**Records provided:**
:::

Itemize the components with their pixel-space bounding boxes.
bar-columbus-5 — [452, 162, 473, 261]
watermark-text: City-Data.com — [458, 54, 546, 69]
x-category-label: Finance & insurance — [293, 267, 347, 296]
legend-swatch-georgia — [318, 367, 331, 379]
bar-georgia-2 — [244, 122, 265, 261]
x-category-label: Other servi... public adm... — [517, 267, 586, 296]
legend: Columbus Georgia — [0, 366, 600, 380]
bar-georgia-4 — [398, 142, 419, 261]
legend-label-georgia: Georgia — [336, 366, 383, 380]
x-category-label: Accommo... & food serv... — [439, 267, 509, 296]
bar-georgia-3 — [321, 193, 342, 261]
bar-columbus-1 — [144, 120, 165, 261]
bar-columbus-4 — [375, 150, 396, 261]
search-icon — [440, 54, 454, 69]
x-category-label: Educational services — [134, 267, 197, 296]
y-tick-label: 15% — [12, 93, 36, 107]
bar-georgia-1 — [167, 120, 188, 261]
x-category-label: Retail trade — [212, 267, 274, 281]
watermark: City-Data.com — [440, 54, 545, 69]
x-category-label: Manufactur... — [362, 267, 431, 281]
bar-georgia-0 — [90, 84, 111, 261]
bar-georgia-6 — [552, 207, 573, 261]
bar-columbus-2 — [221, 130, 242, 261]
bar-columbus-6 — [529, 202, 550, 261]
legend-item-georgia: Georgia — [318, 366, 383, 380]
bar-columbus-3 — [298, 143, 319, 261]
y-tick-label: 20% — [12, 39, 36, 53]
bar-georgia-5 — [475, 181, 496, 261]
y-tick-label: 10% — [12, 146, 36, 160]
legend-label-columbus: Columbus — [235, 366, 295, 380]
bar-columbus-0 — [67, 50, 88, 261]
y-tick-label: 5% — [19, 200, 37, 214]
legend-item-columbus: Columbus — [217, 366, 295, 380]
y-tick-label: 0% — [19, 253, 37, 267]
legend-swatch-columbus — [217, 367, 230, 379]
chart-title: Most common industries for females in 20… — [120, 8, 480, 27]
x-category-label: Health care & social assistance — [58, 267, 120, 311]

:::

Convert the material above into a JSON array of strings with one string per line, skipping any blank lines.

**Solution:**
[
  "Itemize the components with their pixel-space bounding boxes.",
  "bar-columbus-5 — [452, 162, 473, 261]",
  "watermark-text: City-Data.com — [458, 54, 546, 69]",
  "x-category-label: Finance & insurance — [293, 267, 347, 296]",
  "legend-swatch-georgia — [318, 367, 331, 379]",
  "bar-georgia-2 — [244, 122, 265, 261]",
  "x-category-label: Other servi... public adm... — [517, 267, 586, 296]",
  "legend: Columbus Georgia — [0, 366, 600, 380]",
  "bar-georgia-4 — [398, 142, 419, 261]",
  "legend-label-georgia: Georgia — [336, 366, 383, 380]",
  "x-category-label: Accommo... & food serv... — [439, 267, 509, 296]",
  "bar-georgia-3 — [321, 193, 342, 261]",
  "bar-columbus-1 — [144, 120, 165, 261]",
  "bar-columbus-4 — [375, 150, 396, 261]",
  "search-icon — [440, 54, 454, 69]",
  "x-category-label: Educational services — [134, 267, 197, 296]",
  "y-tick-label: 15% — [12, 93, 36, 107]",
  "bar-georgia-1 — [167, 120, 188, 261]",
  "x-category-label: Retail trade — [212, 267, 274, 281]",
  "watermark: City-Data.com — [440, 54, 545, 69]",
  "x-category-label: Manufactur... — [362, 267, 431, 281]",
  "bar-georgia-0 — [90, 84, 111, 261]",
  "bar-georgia-6 — [552, 207, 573, 261]",
  "bar-columbus-2 — [221, 130, 242, 261]",
  "bar-columbus-6 — [529, 202, 550, 261]",
  "legend-item-georgia: Georgia — [318, 366, 383, 380]",
  "bar-columbus-3 — [298, 143, 319, 261]",
  "y-tick-label: 20% — [12, 39, 36, 53]",
  "bar-georgia-5 — [475, 181, 496, 261]",
  "y-tick-label: 10% — [12, 146, 36, 160]",
  "legend-label-columbus: Columbus — [235, 366, 295, 380]",
  "bar-columbus-0 — [67, 50, 88, 261]",
  "y-tick-label: 5% — [19, 200, 37, 214]",
  "legend-item-columbus: Columbus — [217, 366, 295, 380]",
  "y-tick-label: 0% — [19, 253, 37, 267]",
  "legend-swatch-columbus — [217, 367, 230, 379]",
  "chart-title: Most common industries for females in 20… — [120, 8, 480, 27]",
  "x-category-label: Health care & social assistance — [58, 267, 120, 311]"
]